■ Work required: Find and return each line containing "from".

■ Task material:
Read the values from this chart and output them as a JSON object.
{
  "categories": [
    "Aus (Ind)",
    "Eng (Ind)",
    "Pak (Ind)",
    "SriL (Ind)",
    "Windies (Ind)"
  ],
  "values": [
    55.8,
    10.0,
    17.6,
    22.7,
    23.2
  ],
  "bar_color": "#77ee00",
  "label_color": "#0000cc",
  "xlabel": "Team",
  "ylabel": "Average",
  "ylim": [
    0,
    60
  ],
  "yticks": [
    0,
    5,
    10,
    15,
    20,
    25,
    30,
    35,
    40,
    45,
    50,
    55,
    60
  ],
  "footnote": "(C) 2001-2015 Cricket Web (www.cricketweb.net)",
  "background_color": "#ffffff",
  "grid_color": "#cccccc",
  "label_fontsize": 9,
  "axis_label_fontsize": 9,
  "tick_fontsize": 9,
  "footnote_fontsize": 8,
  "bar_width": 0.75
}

==

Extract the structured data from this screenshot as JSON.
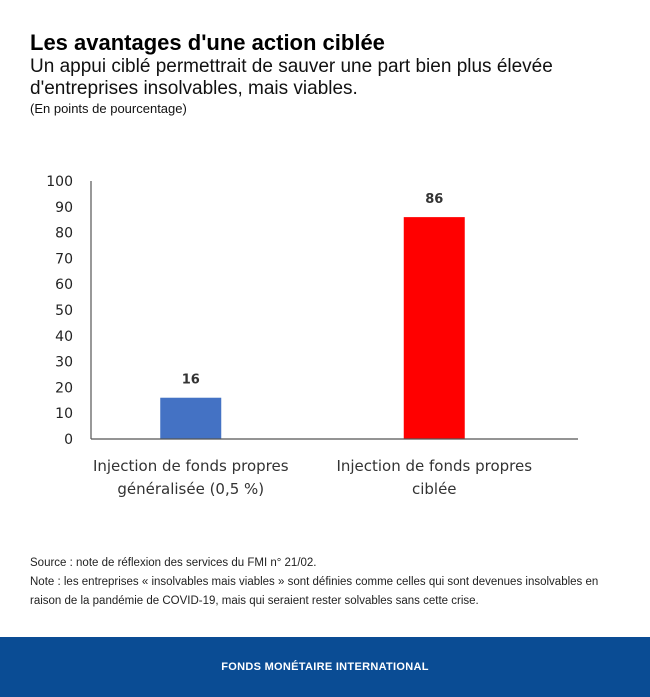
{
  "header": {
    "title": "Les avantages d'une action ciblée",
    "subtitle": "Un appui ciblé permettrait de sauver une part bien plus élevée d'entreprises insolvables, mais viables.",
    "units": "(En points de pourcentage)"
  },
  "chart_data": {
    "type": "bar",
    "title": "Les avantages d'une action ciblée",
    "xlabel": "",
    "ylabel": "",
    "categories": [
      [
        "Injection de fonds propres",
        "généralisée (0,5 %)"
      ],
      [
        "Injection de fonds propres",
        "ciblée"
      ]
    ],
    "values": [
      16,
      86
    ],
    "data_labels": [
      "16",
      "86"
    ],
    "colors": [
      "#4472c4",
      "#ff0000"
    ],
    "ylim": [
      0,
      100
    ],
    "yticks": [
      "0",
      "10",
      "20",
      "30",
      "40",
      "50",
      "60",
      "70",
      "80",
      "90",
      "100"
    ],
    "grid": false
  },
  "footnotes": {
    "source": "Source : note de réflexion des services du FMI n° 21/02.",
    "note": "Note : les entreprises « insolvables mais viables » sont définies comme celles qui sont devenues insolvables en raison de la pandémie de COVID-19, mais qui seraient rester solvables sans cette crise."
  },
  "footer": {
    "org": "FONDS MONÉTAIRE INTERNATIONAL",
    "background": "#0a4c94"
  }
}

==

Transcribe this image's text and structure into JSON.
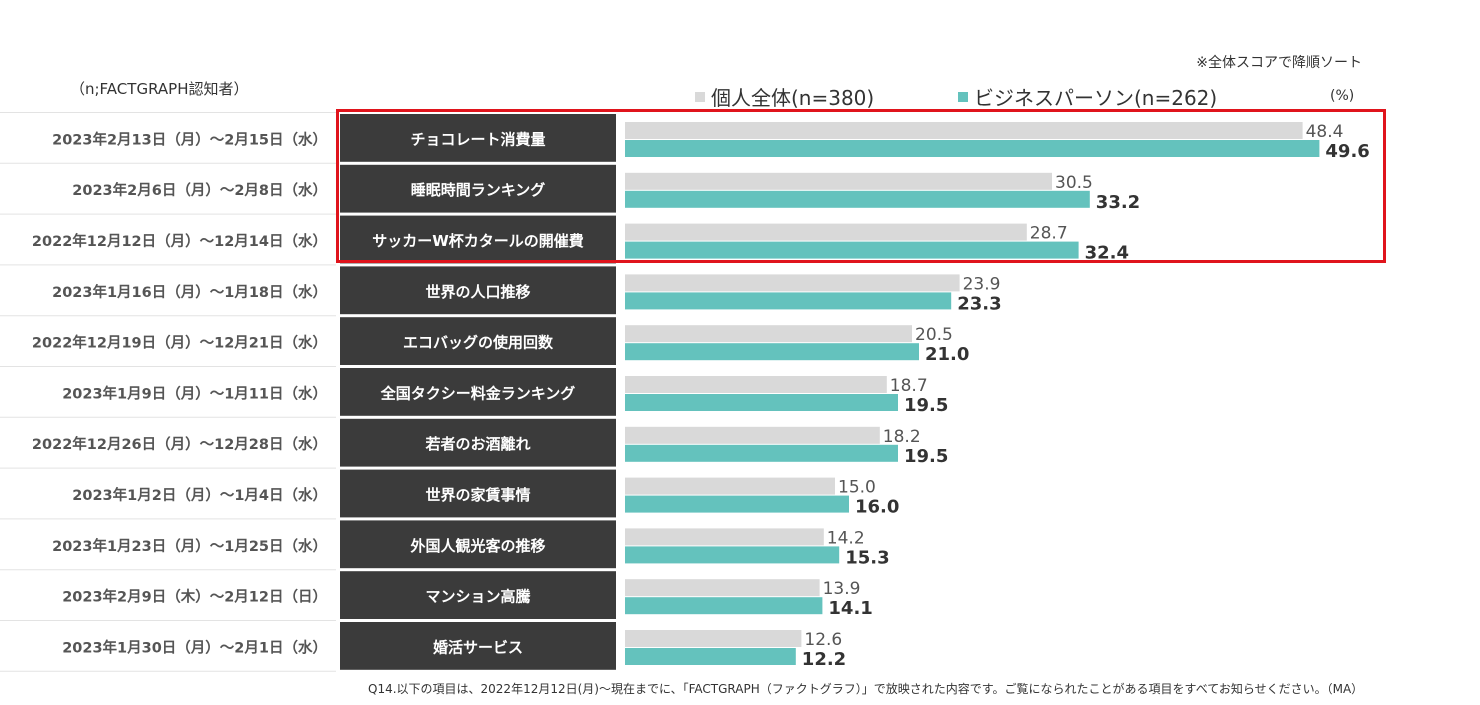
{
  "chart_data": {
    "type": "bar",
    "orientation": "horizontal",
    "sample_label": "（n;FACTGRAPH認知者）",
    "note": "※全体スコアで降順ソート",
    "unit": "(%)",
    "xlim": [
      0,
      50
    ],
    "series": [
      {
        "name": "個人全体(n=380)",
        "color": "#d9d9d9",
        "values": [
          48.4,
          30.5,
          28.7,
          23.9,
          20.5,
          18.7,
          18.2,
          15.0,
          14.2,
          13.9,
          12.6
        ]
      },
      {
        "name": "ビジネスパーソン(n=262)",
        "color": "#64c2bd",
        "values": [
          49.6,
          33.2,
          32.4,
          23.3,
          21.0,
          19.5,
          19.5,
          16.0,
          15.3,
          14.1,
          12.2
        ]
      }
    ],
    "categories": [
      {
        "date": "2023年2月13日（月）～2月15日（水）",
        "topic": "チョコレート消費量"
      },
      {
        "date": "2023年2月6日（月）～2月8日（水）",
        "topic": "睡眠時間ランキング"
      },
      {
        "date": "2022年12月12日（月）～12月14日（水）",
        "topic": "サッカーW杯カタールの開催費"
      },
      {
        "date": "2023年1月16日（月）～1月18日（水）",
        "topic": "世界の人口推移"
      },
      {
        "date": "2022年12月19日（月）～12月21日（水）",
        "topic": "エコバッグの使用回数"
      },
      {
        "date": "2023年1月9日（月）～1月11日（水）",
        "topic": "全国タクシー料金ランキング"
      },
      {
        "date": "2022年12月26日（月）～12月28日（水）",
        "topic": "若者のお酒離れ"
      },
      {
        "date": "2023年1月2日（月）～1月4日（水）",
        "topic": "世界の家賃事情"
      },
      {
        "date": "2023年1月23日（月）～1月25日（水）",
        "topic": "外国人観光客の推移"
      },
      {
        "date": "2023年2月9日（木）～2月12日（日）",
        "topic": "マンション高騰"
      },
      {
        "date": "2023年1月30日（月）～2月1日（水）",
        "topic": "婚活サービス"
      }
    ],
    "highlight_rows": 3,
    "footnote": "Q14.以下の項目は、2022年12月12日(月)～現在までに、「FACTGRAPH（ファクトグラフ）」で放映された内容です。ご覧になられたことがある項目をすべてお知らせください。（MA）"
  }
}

■ Written solution:
Read the values from this chart and output them as a JSON object.
Extract the structured data from this screenshot as JSON.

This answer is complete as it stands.